[Stored items]
● ● ●
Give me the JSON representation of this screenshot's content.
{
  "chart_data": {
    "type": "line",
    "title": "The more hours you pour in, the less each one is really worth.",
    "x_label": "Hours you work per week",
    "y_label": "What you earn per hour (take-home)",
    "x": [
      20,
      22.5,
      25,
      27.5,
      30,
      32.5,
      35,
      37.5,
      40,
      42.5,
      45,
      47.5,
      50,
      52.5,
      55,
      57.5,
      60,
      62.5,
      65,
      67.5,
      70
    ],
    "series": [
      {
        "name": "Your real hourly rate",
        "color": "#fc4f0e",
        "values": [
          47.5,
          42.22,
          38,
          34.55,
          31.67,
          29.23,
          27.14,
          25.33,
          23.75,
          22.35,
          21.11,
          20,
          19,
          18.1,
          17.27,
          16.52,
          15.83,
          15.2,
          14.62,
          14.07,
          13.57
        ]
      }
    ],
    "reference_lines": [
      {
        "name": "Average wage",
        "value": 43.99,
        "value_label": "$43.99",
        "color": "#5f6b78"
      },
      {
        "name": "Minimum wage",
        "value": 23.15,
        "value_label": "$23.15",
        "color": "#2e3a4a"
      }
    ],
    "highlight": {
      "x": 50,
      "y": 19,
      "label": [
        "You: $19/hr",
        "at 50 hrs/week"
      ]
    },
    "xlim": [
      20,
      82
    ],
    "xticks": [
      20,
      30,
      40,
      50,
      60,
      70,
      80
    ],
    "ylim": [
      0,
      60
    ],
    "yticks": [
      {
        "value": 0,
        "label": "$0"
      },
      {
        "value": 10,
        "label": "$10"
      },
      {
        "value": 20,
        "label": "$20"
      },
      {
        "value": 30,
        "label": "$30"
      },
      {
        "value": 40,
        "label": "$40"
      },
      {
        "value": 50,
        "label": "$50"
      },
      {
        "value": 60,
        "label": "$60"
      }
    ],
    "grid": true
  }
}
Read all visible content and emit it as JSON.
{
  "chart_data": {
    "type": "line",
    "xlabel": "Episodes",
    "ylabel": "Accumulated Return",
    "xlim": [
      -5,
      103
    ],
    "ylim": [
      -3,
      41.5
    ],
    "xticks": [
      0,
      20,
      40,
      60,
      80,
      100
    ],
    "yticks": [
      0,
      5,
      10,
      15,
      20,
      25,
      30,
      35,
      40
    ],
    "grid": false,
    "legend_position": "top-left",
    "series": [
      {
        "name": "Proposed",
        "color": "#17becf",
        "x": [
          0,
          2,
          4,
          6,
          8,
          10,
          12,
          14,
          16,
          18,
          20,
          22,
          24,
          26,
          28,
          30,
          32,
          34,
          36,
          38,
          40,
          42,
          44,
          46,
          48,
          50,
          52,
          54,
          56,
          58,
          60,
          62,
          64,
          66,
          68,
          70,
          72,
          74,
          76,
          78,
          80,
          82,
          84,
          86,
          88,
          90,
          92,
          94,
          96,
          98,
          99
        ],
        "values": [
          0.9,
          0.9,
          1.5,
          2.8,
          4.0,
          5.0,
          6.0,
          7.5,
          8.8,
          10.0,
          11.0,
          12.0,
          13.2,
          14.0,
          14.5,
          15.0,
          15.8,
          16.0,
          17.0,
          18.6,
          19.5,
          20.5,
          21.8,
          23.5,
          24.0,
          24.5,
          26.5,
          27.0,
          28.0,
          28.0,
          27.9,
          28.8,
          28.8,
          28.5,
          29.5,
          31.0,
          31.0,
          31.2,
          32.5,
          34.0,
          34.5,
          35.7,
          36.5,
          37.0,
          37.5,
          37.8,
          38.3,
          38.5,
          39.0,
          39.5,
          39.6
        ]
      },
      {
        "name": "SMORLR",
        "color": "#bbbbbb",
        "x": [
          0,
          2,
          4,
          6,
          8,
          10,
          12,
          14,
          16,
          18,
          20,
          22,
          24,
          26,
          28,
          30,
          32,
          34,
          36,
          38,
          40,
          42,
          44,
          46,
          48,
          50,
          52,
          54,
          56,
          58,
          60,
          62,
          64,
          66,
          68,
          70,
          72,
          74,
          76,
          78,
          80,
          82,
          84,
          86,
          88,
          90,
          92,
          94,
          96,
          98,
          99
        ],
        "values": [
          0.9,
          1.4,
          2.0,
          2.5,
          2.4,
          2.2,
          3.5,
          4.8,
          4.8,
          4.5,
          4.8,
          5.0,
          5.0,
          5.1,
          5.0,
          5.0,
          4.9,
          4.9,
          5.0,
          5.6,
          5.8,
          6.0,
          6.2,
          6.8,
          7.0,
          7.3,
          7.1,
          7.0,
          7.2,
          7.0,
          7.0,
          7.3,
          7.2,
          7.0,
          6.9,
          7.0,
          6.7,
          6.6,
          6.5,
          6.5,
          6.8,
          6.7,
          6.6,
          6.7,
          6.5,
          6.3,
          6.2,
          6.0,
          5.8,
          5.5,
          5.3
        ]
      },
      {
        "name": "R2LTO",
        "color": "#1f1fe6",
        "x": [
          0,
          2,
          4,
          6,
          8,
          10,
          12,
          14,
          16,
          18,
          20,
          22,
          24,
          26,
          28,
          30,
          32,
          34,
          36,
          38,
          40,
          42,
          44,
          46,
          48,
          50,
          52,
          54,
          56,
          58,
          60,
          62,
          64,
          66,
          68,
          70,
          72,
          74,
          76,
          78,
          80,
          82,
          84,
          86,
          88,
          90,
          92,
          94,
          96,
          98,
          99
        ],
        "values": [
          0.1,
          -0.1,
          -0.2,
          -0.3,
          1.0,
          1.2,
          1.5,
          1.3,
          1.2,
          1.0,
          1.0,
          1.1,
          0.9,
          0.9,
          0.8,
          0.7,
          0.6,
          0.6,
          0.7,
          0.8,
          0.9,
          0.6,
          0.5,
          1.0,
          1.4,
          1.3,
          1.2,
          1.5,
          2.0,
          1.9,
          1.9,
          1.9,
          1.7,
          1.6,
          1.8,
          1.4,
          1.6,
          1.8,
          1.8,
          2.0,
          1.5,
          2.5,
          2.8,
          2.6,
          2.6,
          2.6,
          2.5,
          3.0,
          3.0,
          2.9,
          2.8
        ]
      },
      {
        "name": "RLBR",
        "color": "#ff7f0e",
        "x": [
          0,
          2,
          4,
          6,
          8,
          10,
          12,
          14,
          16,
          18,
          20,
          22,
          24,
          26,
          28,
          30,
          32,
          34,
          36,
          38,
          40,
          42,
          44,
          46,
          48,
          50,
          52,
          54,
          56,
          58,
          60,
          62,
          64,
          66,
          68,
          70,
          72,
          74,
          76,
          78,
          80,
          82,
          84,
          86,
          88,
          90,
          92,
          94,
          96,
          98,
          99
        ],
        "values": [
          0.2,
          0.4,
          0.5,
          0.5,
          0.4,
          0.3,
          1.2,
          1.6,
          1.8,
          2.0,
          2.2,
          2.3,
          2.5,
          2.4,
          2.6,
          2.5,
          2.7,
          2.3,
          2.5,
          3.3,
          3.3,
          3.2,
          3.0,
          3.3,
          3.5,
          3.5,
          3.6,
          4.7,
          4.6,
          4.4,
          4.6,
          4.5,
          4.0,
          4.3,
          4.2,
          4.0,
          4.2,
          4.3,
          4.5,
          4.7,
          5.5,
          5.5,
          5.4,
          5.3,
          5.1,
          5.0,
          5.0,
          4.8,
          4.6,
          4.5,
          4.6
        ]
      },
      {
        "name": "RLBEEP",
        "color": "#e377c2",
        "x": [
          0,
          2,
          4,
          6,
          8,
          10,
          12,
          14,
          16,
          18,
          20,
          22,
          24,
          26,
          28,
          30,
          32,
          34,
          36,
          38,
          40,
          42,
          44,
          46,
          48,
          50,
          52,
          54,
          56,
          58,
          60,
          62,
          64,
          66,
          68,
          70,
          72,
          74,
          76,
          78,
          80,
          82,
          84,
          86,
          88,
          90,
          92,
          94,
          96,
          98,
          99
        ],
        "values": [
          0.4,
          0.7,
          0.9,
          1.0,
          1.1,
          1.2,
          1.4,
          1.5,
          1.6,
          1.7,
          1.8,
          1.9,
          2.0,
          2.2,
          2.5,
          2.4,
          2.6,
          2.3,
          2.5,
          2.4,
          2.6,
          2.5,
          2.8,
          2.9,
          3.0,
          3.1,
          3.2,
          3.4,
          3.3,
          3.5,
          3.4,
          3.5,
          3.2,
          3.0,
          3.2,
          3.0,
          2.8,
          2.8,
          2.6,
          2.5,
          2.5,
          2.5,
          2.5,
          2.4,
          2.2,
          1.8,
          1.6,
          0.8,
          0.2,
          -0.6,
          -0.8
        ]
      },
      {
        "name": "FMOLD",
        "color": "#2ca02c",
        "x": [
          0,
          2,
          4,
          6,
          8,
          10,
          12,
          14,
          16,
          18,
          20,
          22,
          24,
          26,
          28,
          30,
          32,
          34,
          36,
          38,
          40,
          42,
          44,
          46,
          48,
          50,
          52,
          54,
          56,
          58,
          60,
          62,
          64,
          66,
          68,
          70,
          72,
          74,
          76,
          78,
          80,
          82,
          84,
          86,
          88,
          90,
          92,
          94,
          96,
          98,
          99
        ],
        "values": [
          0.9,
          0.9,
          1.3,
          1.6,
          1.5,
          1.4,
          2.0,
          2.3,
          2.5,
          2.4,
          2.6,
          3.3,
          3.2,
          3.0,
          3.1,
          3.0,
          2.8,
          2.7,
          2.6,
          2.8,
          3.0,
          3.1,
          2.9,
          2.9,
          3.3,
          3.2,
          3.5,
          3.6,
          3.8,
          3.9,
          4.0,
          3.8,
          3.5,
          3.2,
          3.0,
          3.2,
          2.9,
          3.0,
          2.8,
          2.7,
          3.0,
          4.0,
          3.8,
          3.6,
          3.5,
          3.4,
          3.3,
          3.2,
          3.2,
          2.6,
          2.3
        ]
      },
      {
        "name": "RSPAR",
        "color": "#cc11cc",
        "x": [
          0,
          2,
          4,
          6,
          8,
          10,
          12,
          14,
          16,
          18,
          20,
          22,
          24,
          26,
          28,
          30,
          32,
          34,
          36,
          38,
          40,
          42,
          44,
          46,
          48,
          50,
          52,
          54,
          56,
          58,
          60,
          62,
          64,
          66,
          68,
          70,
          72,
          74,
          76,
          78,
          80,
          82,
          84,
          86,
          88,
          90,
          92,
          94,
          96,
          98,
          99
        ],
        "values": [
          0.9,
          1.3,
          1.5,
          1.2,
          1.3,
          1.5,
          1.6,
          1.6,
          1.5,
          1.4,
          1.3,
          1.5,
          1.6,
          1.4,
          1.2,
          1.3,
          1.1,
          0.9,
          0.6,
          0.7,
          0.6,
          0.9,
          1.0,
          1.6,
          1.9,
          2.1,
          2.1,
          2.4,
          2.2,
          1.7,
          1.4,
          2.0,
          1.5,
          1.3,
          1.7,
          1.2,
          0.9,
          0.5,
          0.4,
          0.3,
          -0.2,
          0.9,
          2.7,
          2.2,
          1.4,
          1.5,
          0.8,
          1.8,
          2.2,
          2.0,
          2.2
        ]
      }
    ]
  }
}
● ● ●
**Task instructions:** How many of the listing's lines contain "wage"? Respond with a single number and nothing else.

**The output:** 2